# [Task instructions]
Wherever a line holds the string "text", copy that line.

# [Data to use]
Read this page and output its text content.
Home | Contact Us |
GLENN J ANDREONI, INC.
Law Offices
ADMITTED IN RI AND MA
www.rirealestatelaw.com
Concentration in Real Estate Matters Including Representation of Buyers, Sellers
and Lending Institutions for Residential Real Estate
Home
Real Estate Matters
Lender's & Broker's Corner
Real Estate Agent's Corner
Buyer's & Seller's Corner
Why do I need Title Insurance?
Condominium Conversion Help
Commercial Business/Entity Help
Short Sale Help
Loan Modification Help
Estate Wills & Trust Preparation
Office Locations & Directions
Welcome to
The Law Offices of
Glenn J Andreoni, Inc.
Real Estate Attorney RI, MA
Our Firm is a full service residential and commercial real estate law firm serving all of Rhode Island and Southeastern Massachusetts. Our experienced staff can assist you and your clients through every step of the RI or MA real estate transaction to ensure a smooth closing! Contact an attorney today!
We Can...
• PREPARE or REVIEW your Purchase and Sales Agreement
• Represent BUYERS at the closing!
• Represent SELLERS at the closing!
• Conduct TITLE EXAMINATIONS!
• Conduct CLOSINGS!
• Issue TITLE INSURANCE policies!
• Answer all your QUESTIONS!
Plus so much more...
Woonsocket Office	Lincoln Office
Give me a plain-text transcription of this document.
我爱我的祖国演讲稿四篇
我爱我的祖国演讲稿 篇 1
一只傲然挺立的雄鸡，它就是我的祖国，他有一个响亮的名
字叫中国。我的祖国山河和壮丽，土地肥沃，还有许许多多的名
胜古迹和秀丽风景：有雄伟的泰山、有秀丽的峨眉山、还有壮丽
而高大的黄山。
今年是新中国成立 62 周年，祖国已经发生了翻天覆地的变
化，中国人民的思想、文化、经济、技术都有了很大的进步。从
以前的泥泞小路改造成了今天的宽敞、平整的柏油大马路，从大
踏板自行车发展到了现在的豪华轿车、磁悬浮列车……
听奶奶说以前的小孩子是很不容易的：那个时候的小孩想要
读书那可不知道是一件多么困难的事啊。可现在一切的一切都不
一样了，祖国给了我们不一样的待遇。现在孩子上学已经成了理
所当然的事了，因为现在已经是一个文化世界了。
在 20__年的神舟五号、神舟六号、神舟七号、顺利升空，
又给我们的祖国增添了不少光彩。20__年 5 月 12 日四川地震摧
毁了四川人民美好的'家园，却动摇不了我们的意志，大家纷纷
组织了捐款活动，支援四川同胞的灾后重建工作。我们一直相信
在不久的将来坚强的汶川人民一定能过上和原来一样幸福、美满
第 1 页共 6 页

# [Task result]
Read this page and output its text content.
Give me a plain-text transcription of this document.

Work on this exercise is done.